-- Task directions --
Without altering anything, repeat each of the records.

-- Excerpts from a figure dataset --
Start
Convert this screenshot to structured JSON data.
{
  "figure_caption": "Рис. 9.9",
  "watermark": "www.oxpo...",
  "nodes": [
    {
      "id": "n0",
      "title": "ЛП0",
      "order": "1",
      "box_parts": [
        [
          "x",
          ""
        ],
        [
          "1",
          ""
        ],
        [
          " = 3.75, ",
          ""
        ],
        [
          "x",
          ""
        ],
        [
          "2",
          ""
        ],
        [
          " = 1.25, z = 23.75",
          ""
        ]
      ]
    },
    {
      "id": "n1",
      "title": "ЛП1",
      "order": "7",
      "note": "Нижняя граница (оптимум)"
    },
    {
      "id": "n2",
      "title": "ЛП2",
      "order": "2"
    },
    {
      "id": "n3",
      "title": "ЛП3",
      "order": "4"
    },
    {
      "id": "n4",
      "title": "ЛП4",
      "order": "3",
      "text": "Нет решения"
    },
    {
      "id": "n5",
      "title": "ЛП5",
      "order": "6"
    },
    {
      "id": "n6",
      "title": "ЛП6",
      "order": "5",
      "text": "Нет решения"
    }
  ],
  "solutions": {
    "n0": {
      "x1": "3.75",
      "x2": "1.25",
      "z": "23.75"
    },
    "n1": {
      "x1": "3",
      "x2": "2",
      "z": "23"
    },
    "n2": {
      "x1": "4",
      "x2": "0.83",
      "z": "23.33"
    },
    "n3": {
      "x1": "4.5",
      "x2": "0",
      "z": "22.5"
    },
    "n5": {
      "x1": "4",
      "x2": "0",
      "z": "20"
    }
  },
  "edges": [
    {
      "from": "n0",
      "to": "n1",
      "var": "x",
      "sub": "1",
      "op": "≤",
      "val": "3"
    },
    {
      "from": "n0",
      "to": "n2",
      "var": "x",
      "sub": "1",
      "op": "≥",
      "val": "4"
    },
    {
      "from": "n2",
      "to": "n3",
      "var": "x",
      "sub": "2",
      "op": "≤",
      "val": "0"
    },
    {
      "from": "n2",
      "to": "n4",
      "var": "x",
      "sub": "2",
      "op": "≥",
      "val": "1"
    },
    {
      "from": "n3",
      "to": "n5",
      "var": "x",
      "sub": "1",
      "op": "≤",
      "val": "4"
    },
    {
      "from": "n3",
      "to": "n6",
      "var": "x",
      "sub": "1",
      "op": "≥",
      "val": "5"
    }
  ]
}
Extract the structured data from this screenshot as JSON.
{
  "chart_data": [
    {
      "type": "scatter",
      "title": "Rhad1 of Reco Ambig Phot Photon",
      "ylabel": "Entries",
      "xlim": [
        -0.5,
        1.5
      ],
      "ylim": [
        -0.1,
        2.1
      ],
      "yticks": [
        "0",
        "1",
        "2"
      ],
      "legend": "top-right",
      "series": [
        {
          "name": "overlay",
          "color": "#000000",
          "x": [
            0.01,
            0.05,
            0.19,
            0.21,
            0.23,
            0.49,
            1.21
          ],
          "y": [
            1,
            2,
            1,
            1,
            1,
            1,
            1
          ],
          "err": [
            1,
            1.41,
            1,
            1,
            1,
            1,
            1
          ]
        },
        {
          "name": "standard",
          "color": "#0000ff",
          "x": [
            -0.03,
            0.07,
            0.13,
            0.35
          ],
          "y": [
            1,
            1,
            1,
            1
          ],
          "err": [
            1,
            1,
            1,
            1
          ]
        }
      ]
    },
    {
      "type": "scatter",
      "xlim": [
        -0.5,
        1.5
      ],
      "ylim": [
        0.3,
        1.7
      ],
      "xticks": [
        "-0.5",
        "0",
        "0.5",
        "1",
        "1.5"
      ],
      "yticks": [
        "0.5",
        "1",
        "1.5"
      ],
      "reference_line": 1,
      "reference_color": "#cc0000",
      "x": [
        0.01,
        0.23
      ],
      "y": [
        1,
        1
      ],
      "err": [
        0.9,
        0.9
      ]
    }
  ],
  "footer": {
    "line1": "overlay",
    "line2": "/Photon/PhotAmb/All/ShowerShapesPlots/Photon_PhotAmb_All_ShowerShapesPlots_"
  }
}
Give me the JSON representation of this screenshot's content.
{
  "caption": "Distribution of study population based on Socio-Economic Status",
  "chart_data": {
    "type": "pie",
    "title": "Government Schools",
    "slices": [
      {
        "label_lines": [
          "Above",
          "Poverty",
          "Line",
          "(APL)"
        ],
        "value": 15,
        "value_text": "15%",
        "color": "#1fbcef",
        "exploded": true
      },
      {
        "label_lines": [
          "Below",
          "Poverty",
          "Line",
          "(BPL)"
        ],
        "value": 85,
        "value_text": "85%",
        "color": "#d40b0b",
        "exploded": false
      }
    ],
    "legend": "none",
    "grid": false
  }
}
End
-- Result of the task --
Convert this screenshot to structured JSON data.
{
  "figure_caption": "Рис. 9.9",
  "watermark": "www.oxpo...",
  "nodes": [
    {
      "id": "n0",
      "title": "ЛП0",
      "order": "1",
      "box_parts": [
        [
          "x",
          ""
        ],
        [
          "1",
          ""
        ],
        [
          " = 3.75, ",
          ""
        ],
        [
          "x",
          ""
        ],
        [
          "2",
          ""
        ],
        [
          " = 1.25, z = 23.75",
          ""
        ]
      ]
    },
    {
      "id": "n1",
      "title": "ЛП1",
      "order": "7",
      "note": "Нижняя граница (оптимум)"
    },
    {
      "id": "n2",
      "title": "ЛП2",
      "order": "2"
    },
    {
      "id": "n3",
      "title": "ЛП3",
      "order": "4"
    },
    {
      "id": "n4",
      "title": "ЛП4",
      "order": "3",
      "text": "Нет решения"
    },
    {
      "id": "n5",
      "title": "ЛП5",
      "order": "6"
    },
    {
      "id": "n6",
      "title": "ЛП6",
      "order": "5",
      "text": "Нет решения"
    }
  ],
  "solutions": {
    "n0": {
      "x1": "3.75",
      "x2": "1.25",
      "z": "23.75"
    },
    "n1": {
      "x1": "3",
      "x2": "2",
      "z": "23"
    },
    "n2": {
      "x1": "4",
      "x2": "0.83",
      "z": "23.33"
    },
    "n3": {
      "x1": "4.5",
      "x2": "0",
      "z": "22.5"
    },
    "n5": {
      "x1": "4",
      "x2": "0",
      "z": "20"
    }
  },
  "edges": [
    {
      "from": "n0",
      "to": "n1",
      "var": "x",
      "sub": "1",
      "op": "≤",
      "val": "3"
    },
    {
      "from": "n0",
      "to": "n2",
      "var": "x",
      "sub": "1",
      "op": "≥",
      "val": "4"
    },
    {
      "from": "n2",
      "to": "n3",
      "var": "x",
      "sub": "2",
      "op": "≤",
      "val": "0"
    },
    {
      "from": "n2",
      "to": "n4",
      "var": "x",
      "sub": "2",
      "op": "≥",
      "val": "1"
    },
    {
      "from": "n3",
      "to": "n5",
      "var": "x",
      "sub": "1",
      "op": "≤",
      "val": "4"
    },
    {
      "from": "n3",
      "to": "n6",
      "var": "x",
      "sub": "1",
      "op": "≥",
      "val": "5"
    }
  ]
}
Extract the structured data from this screenshot as JSON.
{
  "chart_data": [
    {
      "type": "scatter",
      "title": "Rhad1 of Reco Ambig Phot Photon",
      "ylabel": "Entries",
      "xlim": [
        -0.5,
        1.5
      ],
      "ylim": [
        -0.1,
        2.1
      ],
      "yticks": [
        "0",
        "1",
        "2"
      ],
      "legend": "top-right",
      "series": [
        {
          "name": "overlay",
          "color": "#000000",
          "x": [
            0.01,
            0.05,
            0.19,
            0.21,
            0.23,
            0.49,
            1.21
          ],
          "y": [
            1,
            2,
            1,
            1,
            1,
            1,
            1
          ],
          "err": [
            1,
            1.41,
            1,
            1,
            1,
            1,
            1
          ]
        },
        {
          "name": "standard",
          "color": "#0000ff",
          "x": [
            -0.03,
            0.07,
            0.13,
            0.35
          ],
          "y": [
            1,
            1,
            1,
            1
          ],
          "err": [
            1,
            1,
            1,
            1
          ]
        }
      ]
    },
    {
      "type": "scatter",
      "xlim": [
        -0.5,
        1.5
      ],
      "ylim": [
        0.3,
        1.7
      ],
      "xticks": [
        "-0.5",
        "0",
        "0.5",
        "1",
        "1.5"
      ],
      "yticks": [
        "0.5",
        "1",
        "1.5"
      ],
      "reference_line": 1,
      "reference_color": "#cc0000",
      "x": [
        0.01,
        0.23
      ],
      "y": [
        1,
        1
      ],
      "err": [
        0.9,
        0.9
      ]
    }
  ],
  "footer": {
    "line1": "overlay",
    "line2": "/Photon/PhotAmb/All/ShowerShapesPlots/Photon_PhotAmb_All_ShowerShapesPlots_"
  }
}
Give me the JSON representation of this screenshot's content.
{
  "caption": "Distribution of study population based on Socio-Economic Status",
  "chart_data": {
    "type": "pie",
    "title": "Government Schools",
    "slices": [
      {
        "label_lines": [
          "Above",
          "Poverty",
          "Line",
          "(APL)"
        ],
        "value": 15,
        "value_text": "15%",
        "color": "#1fbcef",
        "exploded": true
      },
      {
        "label_lines": [
          "Below",
          "Poverty",
          "Line",
          "(BPL)"
        ],
        "value": 85,
        "value_text": "85%",
        "color": "#d40b0b",
        "exploded": false
      }
    ],
    "legend": "none",
    "grid": false
  }
}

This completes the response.